● **DIRECTIONS FOR THIS TASK**: From the listing below, extract every line containing "JSON".

● **LISTED ENTRIES**:
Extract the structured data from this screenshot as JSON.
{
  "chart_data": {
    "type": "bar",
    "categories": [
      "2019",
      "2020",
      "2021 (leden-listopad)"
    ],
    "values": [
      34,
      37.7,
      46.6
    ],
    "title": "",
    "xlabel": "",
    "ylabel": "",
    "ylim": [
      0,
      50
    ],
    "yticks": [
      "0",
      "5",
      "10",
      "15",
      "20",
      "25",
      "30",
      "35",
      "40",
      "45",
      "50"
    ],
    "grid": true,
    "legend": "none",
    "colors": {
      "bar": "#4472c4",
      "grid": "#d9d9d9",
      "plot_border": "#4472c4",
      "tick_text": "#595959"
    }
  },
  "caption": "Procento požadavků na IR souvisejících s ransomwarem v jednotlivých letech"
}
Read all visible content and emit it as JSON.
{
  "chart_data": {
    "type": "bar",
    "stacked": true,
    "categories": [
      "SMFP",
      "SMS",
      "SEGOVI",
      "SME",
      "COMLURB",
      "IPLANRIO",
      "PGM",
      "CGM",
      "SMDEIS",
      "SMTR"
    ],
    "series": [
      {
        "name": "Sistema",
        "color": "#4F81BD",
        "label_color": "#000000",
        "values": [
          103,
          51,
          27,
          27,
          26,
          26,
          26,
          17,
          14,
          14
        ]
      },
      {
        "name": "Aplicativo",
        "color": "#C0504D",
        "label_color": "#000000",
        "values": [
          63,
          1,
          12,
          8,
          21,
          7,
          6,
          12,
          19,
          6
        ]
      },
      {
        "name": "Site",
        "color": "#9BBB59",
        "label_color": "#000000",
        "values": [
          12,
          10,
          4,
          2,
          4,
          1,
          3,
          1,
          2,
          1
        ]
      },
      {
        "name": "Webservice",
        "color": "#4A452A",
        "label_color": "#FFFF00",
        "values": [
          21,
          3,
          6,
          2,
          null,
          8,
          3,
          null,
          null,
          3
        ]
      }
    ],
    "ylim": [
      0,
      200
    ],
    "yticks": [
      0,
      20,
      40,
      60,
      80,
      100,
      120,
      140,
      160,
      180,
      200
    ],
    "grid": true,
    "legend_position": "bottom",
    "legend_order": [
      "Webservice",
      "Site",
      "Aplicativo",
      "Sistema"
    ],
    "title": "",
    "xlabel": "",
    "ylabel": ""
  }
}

● **THE ANSWER**:
Extract the structured data from this screenshot as JSON.
Read all visible content and emit it as JSON.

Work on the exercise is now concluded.